── Exercise data

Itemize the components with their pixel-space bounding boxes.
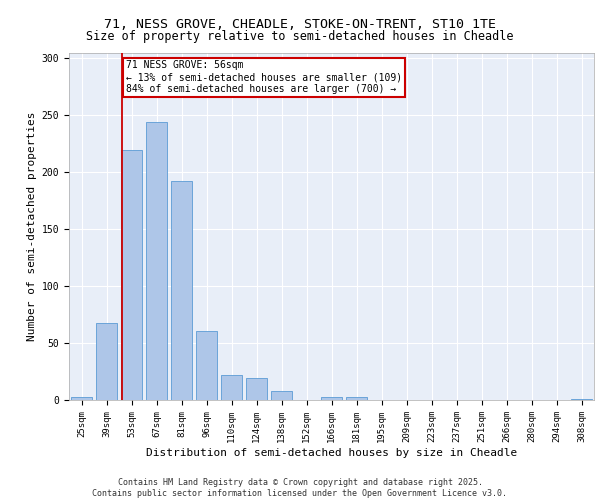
Text: Size of property relative to semi-detached houses in Cheadle: Size of property relative to semi-detach… — [86, 30, 514, 43]
Bar — [321, 396, 342, 400]
Bar — [346, 396, 367, 400]
Y-axis label: Number of semi-detached properties: Number of semi-detached properties — [28, 112, 37, 341]
Text: Contains HM Land Registry data © Crown copyright and database right 2025.
Contai: Contains HM Land Registry data © Crown c… — [92, 478, 508, 498]
Bar — [571, 399, 592, 400]
Bar — [96, 322, 117, 400]
Bar — [171, 181, 192, 400]
Text: 71 NESS GROVE: 56sqm
← 13% of semi-detached houses are smaller (109)
84% of semi: 71 NESS GROVE: 56sqm ← 13% of semi-detac… — [126, 60, 402, 94]
Bar — [146, 122, 167, 400]
Bar — [246, 378, 267, 400]
Bar — [271, 391, 292, 400]
Bar — [71, 396, 92, 400]
Bar — [121, 150, 142, 400]
Bar — [221, 375, 242, 400]
Text: 71, NESS GROVE, CHEADLE, STOKE-ON-TRENT, ST10 1TE: 71, NESS GROVE, CHEADLE, STOKE-ON-TRENT,… — [104, 18, 496, 30]
Bar — [196, 330, 217, 400]
X-axis label: Distribution of semi-detached houses by size in Cheadle: Distribution of semi-detached houses by … — [146, 448, 517, 458]
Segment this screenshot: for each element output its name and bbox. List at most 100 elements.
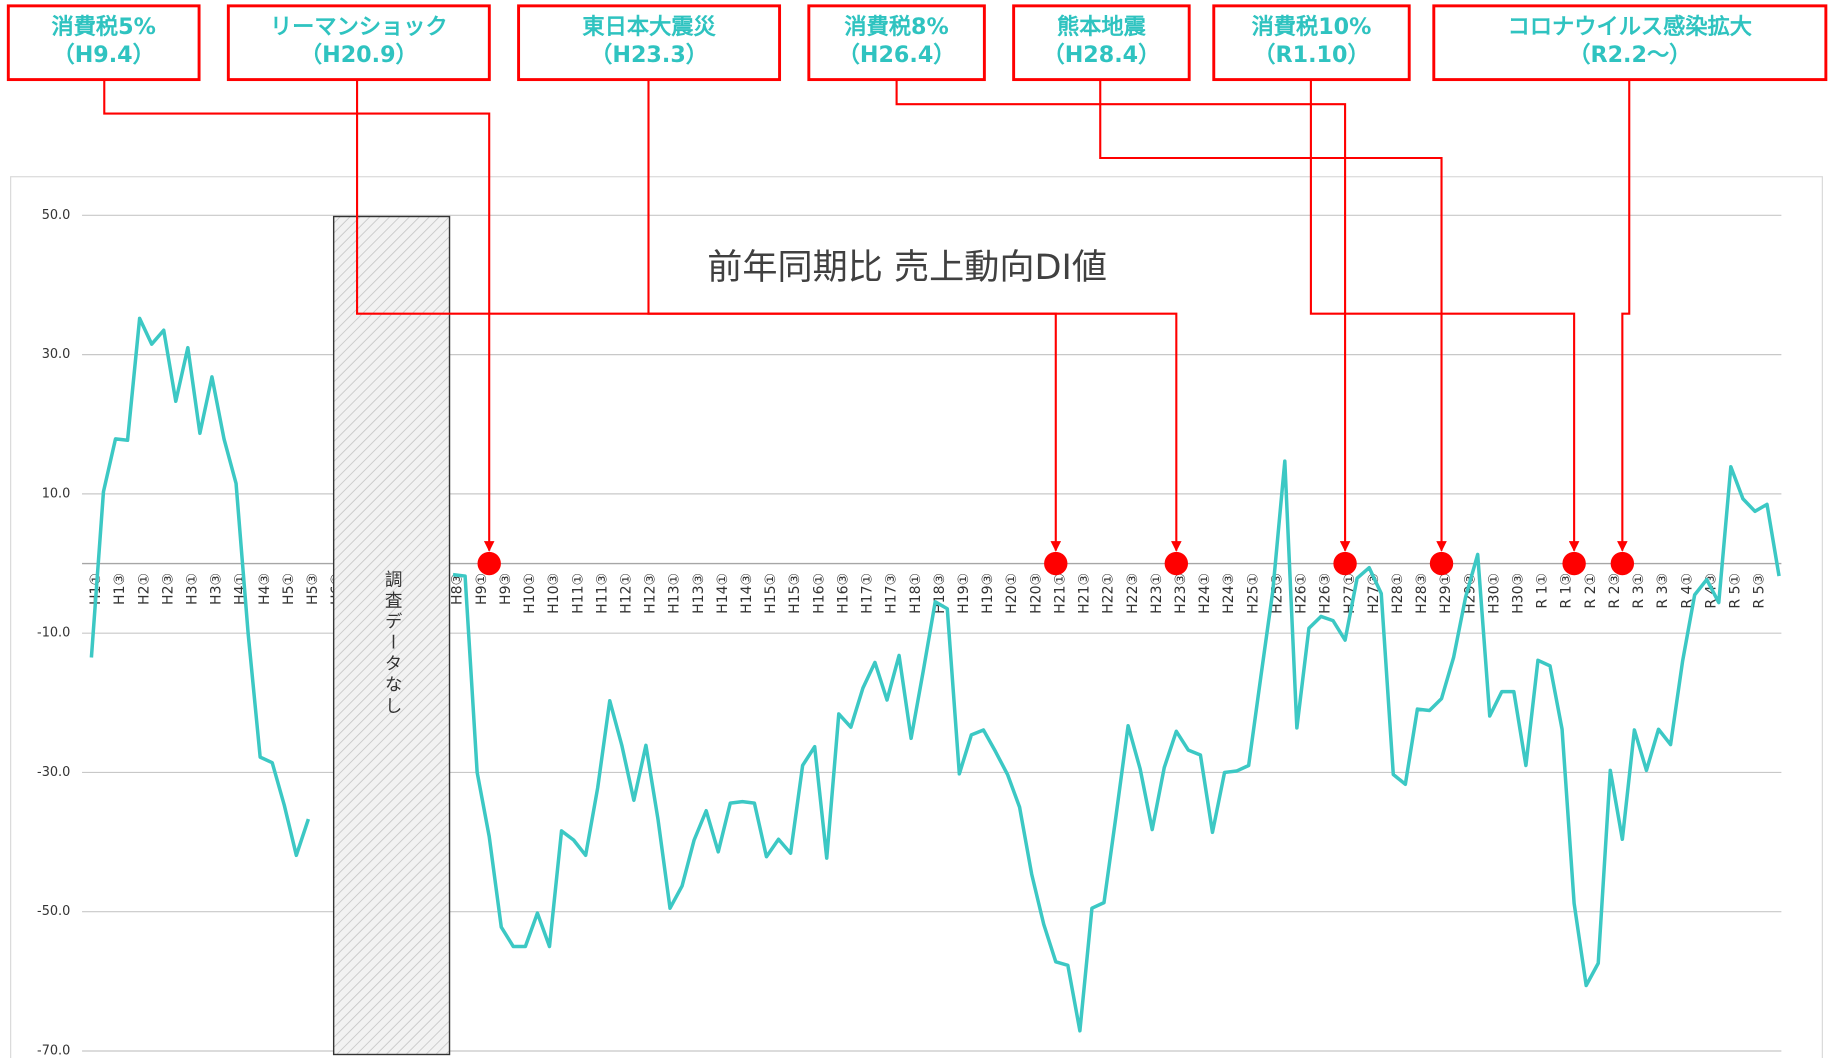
x-tick-label: H22③ [1125,573,1141,614]
x-tick-label: H14① [715,573,731,614]
x-tick-label: H12③ [643,573,659,614]
y-tick-label: -70.0 [37,1043,70,1058]
x-tick-label: H9③ [498,573,514,605]
x-tick-label: H14③ [739,573,755,614]
x-tick-label: H2③ [160,573,176,605]
x-tick-label: H2① [136,573,152,605]
annotation-text: （H23.3） [590,42,708,68]
x-tick-label: H15③ [787,573,803,614]
no-data-label: 調査データなし [382,570,402,717]
event-marker [1164,551,1189,576]
x-tick-label: H17① [860,573,876,614]
x-tick-label: H21① [1052,573,1068,614]
y-tick-label: -30.0 [37,765,70,780]
event-marker [477,551,501,576]
annotation-text: （R2.2～） [1568,42,1691,68]
event-marker [1429,551,1454,576]
annotation-box [517,4,782,82]
event-marker [1044,551,1068,576]
y-tick-label: -50.0 [37,904,70,919]
chart-title: 前年同期比 売上動向DI値 [707,247,1107,288]
x-tick-label: R 4① [1679,573,1695,609]
x-tick-label: H15① [763,573,779,614]
x-tick-label: H24③ [1221,573,1237,614]
event-marker [1610,551,1635,576]
annotation-text: 熊本地震 [1057,13,1147,40]
annotation-text: （R1.10） [1253,42,1369,68]
x-tick-label: H25① [1245,573,1261,614]
annotation-connector [1309,79,1580,552]
annotation-box [6,4,201,82]
x-tick-label: H18① [908,573,924,614]
x-tick-label: H5① [281,573,297,605]
event-marker [1562,551,1586,576]
y-tick-label: 10.0 [42,486,71,501]
x-tick-label: H19③ [980,573,996,614]
x-tick-label: R 5③ [1752,573,1768,609]
x-tick-label: H1③ [112,573,128,605]
no-data-box [332,215,451,1056]
x-tick-label: R 1③ [1559,573,1575,609]
annotation-text: 東日本大震災 [582,14,716,40]
x-tick-label: H30① [1486,573,1502,614]
x-tick-label: R 1① [1535,573,1551,609]
annotation-connector [1617,79,1631,552]
x-tick-label: H28① [1390,573,1406,614]
x-tick-label: H29③ [1462,573,1478,614]
x-tick-label: H26① [1294,573,1310,614]
annotation-box [807,4,986,82]
annotation-text: 消費税8% [844,13,948,40]
x-tick-label: H11① [570,573,586,614]
x-tick-label: H5③ [305,573,321,605]
annotation-connector [103,79,495,552]
annotation-box [226,4,491,82]
x-tick-label: R 2③ [1607,573,1623,609]
x-tick-label: H21③ [1077,573,1093,614]
x-tick-label: H29① [1438,573,1454,614]
x-tick-label: H8③ [450,573,466,605]
annotation-box [1432,4,1828,82]
event-marker [1333,551,1357,576]
x-tick-label: H13③ [691,573,707,614]
x-tick-label: H23① [1149,573,1165,614]
y-tick-label: 50.0 [42,208,71,223]
x-tick-label: H19① [956,573,972,614]
annotation-box [1012,4,1191,82]
x-tick-label: H17③ [884,573,900,614]
x-tick-label: H9① [474,573,490,605]
annotation-text: （H20.9） [300,42,418,68]
x-tick-label: H3③ [209,573,225,605]
x-tick-label: H10① [522,573,538,614]
annotation-box [1212,4,1411,82]
x-tick-label: H12① [618,573,634,614]
x-tick-label: H26③ [1318,573,1334,614]
x-tick-label: H24① [1197,573,1213,614]
annotation-text: リーマンショック [270,14,448,40]
x-tick-label: H30③ [1511,573,1527,614]
x-tick-label: R 2① [1583,573,1599,609]
annotation-connector [895,79,1351,552]
x-tick-label: H11③ [594,573,610,614]
annotation-text: （H28.4） [1042,42,1160,68]
x-tick-label: H16③ [835,573,851,614]
x-tick-label: H20① [1004,573,1020,614]
annotation-text: 消費税10% [1252,13,1372,40]
x-tick-label: H20③ [1028,573,1044,614]
annotation-text: コロナウイルス感染拡大 [1508,13,1752,40]
x-tick-label: H13① [667,573,683,614]
annotation-text: （H9.4） [52,42,154,68]
x-tick-label: H23③ [1173,573,1189,614]
annotation-connector [1099,79,1447,552]
y-tick-label: 30.0 [42,347,71,362]
annotation-text: （H26.4） [838,42,956,68]
x-tick-label: H16① [811,573,827,614]
line-series [89,316,1781,1033]
x-tick-label: H10③ [546,573,562,614]
x-tick-label: H28③ [1414,573,1430,614]
x-tick-label: H3① [185,573,201,605]
plot-frame [10,176,1823,1058]
x-tick-label: R 3③ [1655,573,1671,609]
y-tick-label: -10.0 [37,626,70,641]
x-tick-label: R 3① [1631,573,1647,609]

────

Rewrite all of the data above with every occurrence of "x-tick-label" changed to "x-axis tick label" and everything else kept the same. Leave the pictures out of your answer.

→ Reply to the task:
Itemize the components with their pixel-space bounding boxes.
Text: Size of property relative to semi-detached houses in Cheadle: Size of property relative to semi-detach… — [86, 30, 514, 43]
Bar — [321, 396, 342, 400]
Bar — [346, 396, 367, 400]
Y-axis label: Number of semi-detached properties: Number of semi-detached properties — [28, 112, 37, 341]
Text: Contains HM Land Registry data © Crown copyright and database right 2025.
Contai: Contains HM Land Registry data © Crown c… — [92, 478, 508, 498]
Bar — [571, 399, 592, 400]
Bar — [96, 322, 117, 400]
Bar — [171, 181, 192, 400]
Text: 71 NESS GROVE: 56sqm
← 13% of semi-detached houses are smaller (109)
84% of semi: 71 NESS GROVE: 56sqm ← 13% of semi-detac… — [126, 60, 402, 94]
Bar — [146, 122, 167, 400]
Bar — [246, 378, 267, 400]
Bar — [271, 391, 292, 400]
Bar — [71, 396, 92, 400]
Bar — [121, 150, 142, 400]
Bar — [221, 375, 242, 400]
Text: 71, NESS GROVE, CHEADLE, STOKE-ON-TRENT, ST10 1TE: 71, NESS GROVE, CHEADLE, STOKE-ON-TRENT,… — [104, 18, 496, 30]
Bar — [196, 330, 217, 400]
X-axis label: Distribution of semi-detached houses by size in Cheadle: Distribution of semi-detached houses by … — [146, 448, 517, 458]
Segment this screenshot: for each element output its name and bbox. List at most 100 elements.
x-axis tick label: H22③ [1125,573,1141,614]
x-axis tick label: H14① [715,573,731,614]
x-axis tick label: H12③ [643,573,659,614]
y-tick-label: -70.0 [37,1043,70,1058]
x-axis tick label: H9③ [498,573,514,605]
x-axis tick label: H14③ [739,573,755,614]
x-axis tick label: H2③ [160,573,176,605]
x-axis tick label: H2① [136,573,152,605]
annotation-text: （H23.3） [590,42,708,68]
x-axis tick label: H15③ [787,573,803,614]
no-data-label: 調査データなし [382,570,402,717]
event-marker [1164,551,1189,576]
x-axis tick label: H17① [860,573,876,614]
x-axis tick label: H21① [1052,573,1068,614]
y-tick-label: -30.0 [37,765,70,780]
event-marker [477,551,501,576]
annotation-text: （R2.2～） [1568,42,1691,68]
event-marker [1429,551,1454,576]
annotation-box [517,4,782,82]
event-marker [1044,551,1068,576]
y-tick-label: -50.0 [37,904,70,919]
chart-title: 前年同期比 売上動向DI値 [707,247,1107,288]
x-axis tick label: R 4① [1679,573,1695,609]
x-axis tick label: H15① [763,573,779,614]
x-axis tick label: H24③ [1221,573,1237,614]
event-marker [1610,551,1635,576]
annotation-text: 熊本地震 [1057,13,1147,40]
annotation-text: （R1.10） [1253,42,1369,68]
x-axis tick label: H25① [1245,573,1261,614]
annotation-connector [1309,79,1580,552]
annotation-box [6,4,201,82]
x-axis tick label: H18① [908,573,924,614]
x-axis tick label: H5① [281,573,297,605]
event-marker [1562,551,1586,576]
y-tick-label: 10.0 [42,486,71,501]
x-axis tick label: H19③ [980,573,996,614]
x-axis tick label: R 5③ [1752,573,1768,609]
x-axis tick label: H1③ [112,573,128,605]
no-data-box [332,215,451,1056]
x-axis tick label: R 1③ [1559,573,1575,609]
annotation-text: 東日本大震災 [582,14,716,40]
x-axis tick label: H30① [1486,573,1502,614]
x-axis tick label: R 1① [1535,573,1551,609]
annotation-connector [1617,79,1631,552]
x-axis tick label: H28① [1390,573,1406,614]
x-axis tick label: H29③ [1462,573,1478,614]
x-axis tick label: H26① [1294,573,1310,614]
annotation-box [807,4,986,82]
annotation-text: 消費税8% [844,13,948,40]
x-axis tick label: H11① [570,573,586,614]
x-axis tick label: H5③ [305,573,321,605]
annotation-connector [103,79,495,552]
annotation-box [226,4,491,82]
x-axis tick label: R 2③ [1607,573,1623,609]
x-axis tick label: H21③ [1077,573,1093,614]
x-axis tick label: H29① [1438,573,1454,614]
x-axis tick label: H8③ [450,573,466,605]
annotation-box [1432,4,1828,82]
event-marker [1333,551,1357,576]
x-axis tick label: H13③ [691,573,707,614]
x-axis tick label: H23① [1149,573,1165,614]
y-tick-label: 50.0 [42,208,71,223]
x-axis tick label: H19① [956,573,972,614]
annotation-box [1012,4,1191,82]
x-axis tick label: H17③ [884,573,900,614]
x-axis tick label: H9① [474,573,490,605]
annotation-text: （H20.9） [300,42,418,68]
x-axis tick label: H3③ [209,573,225,605]
x-axis tick label: H10① [522,573,538,614]
annotation-box [1212,4,1411,82]
x-axis tick label: H12① [618,573,634,614]
x-axis tick label: H26③ [1318,573,1334,614]
x-axis tick label: H24① [1197,573,1213,614]
annotation-text: リーマンショック [270,14,448,40]
x-axis tick label: H30③ [1511,573,1527,614]
x-axis tick label: R 2① [1583,573,1599,609]
annotation-connector [895,79,1351,552]
x-axis tick label: H11③ [594,573,610,614]
annotation-text: （H28.4） [1042,42,1160,68]
x-axis tick label: H16③ [835,573,851,614]
x-axis tick label: H20① [1004,573,1020,614]
annotation-text: 消費税10% [1252,13,1372,40]
x-axis tick label: H20③ [1028,573,1044,614]
annotation-text: コロナウイルス感染拡大 [1508,13,1752,40]
x-axis tick label: H13① [667,573,683,614]
annotation-text: （H9.4） [52,42,154,68]
x-axis tick label: H23③ [1173,573,1189,614]
annotation-connector [1099,79,1447,552]
y-tick-label: 30.0 [42,347,71,362]
annotation-text: （H26.4） [838,42,956,68]
x-axis tick label: H16① [811,573,827,614]
line-series [89,316,1781,1033]
x-axis tick label: H10③ [546,573,562,614]
x-axis tick label: H28③ [1414,573,1430,614]
x-axis tick label: H3① [185,573,201,605]
plot-frame [10,176,1823,1058]
x-axis tick label: R 3③ [1655,573,1671,609]
y-tick-label: -10.0 [37,626,70,641]
x-axis tick label: R 3① [1631,573,1647,609]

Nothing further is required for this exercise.